Exercise requirements - Only the number is wanted: tally the lines below that contain the word "check".

━━ Entries supplied ━━

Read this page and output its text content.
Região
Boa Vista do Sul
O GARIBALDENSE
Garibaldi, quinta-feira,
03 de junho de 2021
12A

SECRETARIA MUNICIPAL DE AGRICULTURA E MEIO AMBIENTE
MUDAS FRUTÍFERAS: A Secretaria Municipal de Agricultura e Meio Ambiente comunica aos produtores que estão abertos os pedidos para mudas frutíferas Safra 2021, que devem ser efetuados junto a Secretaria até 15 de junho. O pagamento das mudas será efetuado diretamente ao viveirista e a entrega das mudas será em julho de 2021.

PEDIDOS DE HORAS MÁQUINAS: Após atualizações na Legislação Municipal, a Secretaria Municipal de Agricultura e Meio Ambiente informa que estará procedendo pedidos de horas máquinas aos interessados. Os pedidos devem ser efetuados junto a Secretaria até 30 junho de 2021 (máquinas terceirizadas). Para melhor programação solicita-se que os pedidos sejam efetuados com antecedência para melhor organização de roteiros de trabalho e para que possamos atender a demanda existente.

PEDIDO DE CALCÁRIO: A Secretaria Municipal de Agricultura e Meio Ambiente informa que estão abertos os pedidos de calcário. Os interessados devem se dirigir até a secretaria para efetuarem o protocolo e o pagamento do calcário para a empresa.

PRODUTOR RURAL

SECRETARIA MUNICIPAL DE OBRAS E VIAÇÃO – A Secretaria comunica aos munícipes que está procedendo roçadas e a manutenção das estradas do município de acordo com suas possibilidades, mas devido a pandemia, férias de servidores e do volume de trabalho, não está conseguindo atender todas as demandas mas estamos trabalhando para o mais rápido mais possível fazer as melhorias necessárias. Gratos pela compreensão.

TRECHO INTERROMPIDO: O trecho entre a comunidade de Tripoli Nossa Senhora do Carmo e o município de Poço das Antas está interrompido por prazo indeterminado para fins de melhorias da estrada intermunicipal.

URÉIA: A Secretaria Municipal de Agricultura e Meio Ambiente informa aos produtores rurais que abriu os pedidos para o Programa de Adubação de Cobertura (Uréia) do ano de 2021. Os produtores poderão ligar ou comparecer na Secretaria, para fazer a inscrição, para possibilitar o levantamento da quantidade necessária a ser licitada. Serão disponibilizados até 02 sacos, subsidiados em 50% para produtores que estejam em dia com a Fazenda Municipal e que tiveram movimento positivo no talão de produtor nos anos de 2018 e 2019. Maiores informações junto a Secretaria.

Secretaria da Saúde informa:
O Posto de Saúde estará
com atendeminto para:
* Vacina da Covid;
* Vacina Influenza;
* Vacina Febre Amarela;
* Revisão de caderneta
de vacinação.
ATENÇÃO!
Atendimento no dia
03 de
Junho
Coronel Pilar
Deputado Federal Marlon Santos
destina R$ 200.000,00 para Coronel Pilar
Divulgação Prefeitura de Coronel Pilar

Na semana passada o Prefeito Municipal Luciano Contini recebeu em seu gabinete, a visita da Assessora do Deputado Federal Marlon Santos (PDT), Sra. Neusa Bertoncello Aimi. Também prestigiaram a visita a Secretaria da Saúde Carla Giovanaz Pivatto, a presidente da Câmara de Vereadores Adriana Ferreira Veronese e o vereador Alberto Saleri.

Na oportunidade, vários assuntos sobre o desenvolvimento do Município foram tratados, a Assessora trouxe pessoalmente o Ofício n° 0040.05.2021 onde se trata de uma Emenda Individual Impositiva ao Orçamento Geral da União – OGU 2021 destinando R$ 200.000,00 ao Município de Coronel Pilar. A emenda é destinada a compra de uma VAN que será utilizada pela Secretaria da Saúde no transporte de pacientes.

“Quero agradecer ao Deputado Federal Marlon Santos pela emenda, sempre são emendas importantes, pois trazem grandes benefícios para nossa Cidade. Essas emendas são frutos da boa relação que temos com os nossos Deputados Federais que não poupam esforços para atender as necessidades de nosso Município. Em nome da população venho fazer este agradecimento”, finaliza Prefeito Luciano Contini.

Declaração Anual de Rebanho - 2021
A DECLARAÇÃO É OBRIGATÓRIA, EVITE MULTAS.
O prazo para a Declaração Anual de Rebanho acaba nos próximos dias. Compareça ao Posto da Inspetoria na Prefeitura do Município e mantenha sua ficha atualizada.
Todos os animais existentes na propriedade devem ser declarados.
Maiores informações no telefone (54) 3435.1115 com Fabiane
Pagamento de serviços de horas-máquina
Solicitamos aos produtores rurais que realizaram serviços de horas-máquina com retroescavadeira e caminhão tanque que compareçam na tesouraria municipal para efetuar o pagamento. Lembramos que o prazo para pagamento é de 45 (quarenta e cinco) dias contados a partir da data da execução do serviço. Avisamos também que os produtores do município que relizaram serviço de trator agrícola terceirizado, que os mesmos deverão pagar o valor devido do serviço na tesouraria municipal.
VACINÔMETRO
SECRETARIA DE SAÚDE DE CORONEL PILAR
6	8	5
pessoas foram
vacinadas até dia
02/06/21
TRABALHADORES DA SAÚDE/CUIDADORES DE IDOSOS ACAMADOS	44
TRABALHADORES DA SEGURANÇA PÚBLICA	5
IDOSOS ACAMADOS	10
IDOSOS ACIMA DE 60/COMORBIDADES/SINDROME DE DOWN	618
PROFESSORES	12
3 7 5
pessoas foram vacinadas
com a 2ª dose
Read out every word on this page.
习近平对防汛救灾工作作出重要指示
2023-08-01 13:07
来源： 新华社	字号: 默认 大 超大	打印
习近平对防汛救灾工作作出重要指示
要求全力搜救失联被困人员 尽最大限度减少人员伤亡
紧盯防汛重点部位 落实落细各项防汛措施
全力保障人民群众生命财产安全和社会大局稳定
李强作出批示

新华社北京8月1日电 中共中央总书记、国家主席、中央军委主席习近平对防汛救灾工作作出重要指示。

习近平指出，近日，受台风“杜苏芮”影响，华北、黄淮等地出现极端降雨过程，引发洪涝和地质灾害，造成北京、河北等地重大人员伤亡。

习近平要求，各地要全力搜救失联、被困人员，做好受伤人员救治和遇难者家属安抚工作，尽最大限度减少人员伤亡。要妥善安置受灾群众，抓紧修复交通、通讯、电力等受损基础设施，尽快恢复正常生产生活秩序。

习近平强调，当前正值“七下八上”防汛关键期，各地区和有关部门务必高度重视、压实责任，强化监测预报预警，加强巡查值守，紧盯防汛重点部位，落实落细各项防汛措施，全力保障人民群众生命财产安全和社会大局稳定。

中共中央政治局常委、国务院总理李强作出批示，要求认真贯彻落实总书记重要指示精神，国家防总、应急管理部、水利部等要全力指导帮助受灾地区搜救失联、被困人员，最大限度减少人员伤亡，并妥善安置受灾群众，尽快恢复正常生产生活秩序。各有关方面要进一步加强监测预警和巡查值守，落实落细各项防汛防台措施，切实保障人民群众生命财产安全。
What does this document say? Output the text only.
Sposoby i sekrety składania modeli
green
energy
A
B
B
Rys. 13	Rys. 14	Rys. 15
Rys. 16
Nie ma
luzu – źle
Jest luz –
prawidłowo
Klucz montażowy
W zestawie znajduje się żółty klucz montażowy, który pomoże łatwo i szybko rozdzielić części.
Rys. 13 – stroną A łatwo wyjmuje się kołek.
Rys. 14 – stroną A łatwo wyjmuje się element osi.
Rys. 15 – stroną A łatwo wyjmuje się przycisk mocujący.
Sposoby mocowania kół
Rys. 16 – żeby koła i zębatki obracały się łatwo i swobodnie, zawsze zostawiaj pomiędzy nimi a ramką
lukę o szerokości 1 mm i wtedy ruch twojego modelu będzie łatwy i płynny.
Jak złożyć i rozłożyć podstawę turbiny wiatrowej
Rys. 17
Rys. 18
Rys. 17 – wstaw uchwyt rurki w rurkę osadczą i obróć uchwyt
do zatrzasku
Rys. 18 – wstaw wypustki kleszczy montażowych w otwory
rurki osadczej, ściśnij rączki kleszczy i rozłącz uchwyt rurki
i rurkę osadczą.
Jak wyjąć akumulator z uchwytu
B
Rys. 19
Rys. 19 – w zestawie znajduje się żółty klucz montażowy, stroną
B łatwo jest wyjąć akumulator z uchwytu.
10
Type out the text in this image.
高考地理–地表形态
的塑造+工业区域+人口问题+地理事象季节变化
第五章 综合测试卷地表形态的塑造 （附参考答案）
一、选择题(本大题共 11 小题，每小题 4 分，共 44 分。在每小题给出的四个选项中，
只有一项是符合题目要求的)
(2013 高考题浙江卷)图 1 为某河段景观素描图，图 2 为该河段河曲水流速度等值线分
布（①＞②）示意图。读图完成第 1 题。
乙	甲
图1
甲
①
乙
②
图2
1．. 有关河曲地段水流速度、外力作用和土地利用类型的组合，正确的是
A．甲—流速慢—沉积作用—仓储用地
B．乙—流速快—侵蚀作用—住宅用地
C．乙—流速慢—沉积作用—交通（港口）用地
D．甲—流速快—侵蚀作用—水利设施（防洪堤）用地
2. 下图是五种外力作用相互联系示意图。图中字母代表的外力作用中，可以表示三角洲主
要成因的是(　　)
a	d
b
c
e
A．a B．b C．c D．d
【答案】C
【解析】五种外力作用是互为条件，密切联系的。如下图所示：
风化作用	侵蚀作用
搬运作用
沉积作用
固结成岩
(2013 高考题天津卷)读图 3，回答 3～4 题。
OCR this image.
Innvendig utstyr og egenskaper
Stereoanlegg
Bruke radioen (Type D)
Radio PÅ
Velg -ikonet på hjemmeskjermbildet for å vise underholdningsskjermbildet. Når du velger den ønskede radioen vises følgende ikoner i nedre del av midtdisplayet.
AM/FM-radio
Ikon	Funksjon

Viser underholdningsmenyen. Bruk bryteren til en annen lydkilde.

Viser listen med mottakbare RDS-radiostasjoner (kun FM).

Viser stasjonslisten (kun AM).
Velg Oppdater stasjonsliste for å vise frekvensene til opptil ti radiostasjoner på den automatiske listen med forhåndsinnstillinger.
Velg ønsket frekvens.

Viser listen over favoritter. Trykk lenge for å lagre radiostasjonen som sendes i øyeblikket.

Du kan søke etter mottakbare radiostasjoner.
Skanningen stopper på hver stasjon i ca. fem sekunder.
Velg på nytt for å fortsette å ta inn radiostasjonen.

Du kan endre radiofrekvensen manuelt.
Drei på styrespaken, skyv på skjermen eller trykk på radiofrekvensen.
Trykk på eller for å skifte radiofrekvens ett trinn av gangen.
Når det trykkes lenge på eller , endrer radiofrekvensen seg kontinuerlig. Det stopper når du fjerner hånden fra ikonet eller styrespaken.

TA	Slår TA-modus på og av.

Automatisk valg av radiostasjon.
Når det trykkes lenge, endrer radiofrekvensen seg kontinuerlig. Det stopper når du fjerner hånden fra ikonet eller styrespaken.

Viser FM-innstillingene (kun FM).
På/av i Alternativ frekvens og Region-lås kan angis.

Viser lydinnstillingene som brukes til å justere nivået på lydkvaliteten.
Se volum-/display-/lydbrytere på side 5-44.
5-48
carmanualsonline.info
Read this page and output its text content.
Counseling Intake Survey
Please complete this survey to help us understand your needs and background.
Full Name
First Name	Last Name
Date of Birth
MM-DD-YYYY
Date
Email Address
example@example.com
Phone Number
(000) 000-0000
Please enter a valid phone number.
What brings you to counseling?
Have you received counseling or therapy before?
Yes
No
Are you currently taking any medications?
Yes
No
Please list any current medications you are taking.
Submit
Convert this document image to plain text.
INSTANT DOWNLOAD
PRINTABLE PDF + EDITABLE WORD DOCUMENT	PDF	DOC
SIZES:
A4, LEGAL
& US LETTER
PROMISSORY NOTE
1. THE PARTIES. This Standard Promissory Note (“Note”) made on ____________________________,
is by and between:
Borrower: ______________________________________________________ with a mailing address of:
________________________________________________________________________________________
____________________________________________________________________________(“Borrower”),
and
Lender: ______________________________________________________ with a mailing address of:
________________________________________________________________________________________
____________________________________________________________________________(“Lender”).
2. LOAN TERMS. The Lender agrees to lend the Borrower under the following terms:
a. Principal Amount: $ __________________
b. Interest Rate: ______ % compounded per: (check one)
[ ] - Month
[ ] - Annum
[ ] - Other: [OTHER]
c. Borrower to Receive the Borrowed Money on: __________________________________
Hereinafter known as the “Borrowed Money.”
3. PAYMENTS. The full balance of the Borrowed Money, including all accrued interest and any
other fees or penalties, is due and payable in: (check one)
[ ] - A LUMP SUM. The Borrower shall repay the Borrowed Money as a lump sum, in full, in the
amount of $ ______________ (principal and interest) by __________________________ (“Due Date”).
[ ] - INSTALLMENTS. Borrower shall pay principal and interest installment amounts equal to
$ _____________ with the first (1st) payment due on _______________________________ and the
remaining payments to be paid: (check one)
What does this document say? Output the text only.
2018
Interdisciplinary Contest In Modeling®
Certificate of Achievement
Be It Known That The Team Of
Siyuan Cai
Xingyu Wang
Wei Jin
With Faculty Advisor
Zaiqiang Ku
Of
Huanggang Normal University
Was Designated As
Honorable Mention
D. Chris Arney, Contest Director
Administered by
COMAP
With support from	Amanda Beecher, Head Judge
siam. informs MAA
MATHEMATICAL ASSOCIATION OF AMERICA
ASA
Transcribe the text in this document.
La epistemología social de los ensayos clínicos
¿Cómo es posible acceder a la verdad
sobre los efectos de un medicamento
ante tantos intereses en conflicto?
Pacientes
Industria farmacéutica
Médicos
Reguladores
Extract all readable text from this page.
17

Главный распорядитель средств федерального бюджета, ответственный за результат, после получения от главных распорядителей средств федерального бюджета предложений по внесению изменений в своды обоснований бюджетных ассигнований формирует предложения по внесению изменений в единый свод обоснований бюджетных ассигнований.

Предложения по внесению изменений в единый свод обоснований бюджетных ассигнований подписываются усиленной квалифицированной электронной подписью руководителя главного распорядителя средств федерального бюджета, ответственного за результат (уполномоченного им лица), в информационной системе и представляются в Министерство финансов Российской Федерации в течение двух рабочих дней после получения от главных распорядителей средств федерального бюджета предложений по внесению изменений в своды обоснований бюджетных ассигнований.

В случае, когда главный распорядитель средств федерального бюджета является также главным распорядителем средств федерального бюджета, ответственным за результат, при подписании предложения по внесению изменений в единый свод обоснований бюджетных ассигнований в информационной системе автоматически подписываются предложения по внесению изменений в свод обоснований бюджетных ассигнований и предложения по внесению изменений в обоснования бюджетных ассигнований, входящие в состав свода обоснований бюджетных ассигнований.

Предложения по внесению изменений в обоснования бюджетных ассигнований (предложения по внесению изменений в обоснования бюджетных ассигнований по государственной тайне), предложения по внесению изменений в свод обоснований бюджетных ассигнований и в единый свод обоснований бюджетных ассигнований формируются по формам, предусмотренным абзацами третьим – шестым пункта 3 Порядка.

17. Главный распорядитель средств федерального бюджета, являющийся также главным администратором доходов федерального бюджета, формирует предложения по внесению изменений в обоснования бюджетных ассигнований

━━━

Answer in full - 3